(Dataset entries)
================================

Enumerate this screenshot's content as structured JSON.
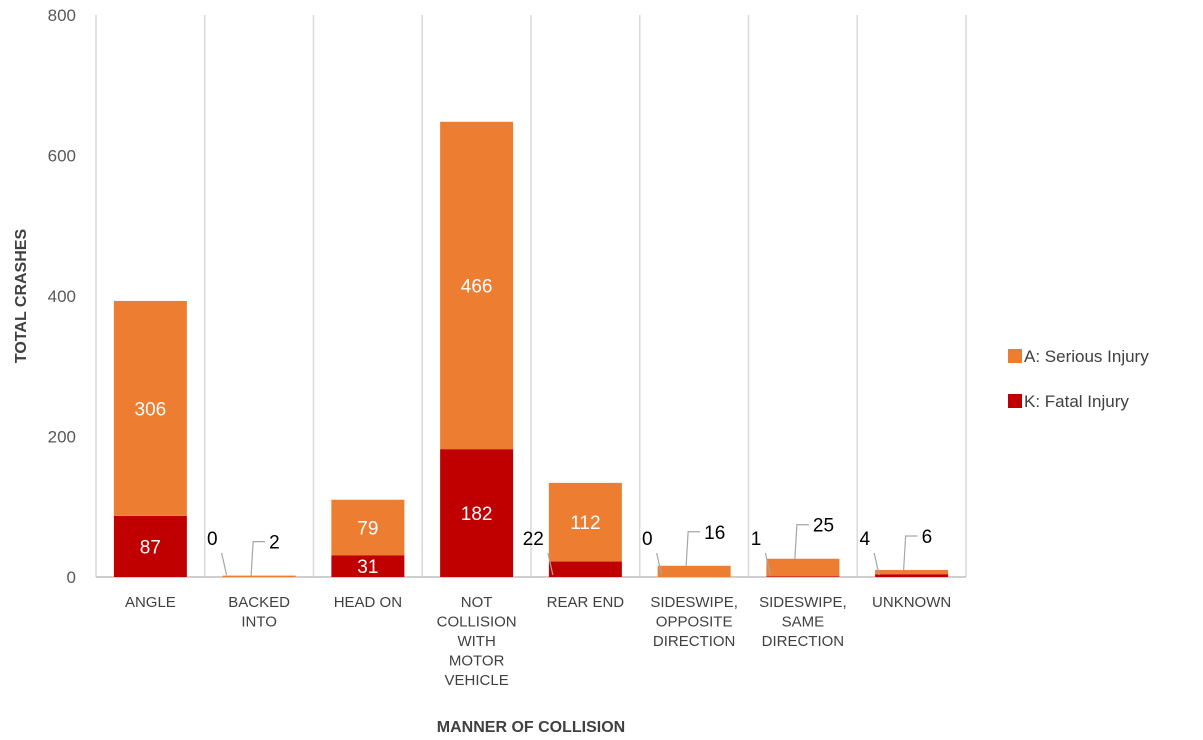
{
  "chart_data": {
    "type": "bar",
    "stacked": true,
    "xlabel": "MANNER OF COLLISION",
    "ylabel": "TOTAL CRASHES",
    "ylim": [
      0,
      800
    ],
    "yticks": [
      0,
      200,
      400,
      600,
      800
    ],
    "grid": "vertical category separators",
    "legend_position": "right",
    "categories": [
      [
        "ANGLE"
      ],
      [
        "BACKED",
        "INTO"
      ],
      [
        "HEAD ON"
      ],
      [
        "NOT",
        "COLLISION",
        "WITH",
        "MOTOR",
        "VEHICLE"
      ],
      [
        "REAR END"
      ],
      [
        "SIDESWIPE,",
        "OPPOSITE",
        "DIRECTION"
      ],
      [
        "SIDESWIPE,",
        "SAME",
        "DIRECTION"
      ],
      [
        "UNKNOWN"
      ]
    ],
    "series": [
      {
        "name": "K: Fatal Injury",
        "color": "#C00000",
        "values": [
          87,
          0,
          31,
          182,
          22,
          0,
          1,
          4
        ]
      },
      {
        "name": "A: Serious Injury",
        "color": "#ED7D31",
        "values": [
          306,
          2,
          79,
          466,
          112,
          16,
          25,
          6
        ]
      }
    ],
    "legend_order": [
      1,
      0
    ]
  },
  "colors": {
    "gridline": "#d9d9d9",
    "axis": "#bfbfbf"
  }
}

================================

[Short exercise]:
Determine how many lines in the listing above hold the string "name", then write only the number.

[Exercise output]:
2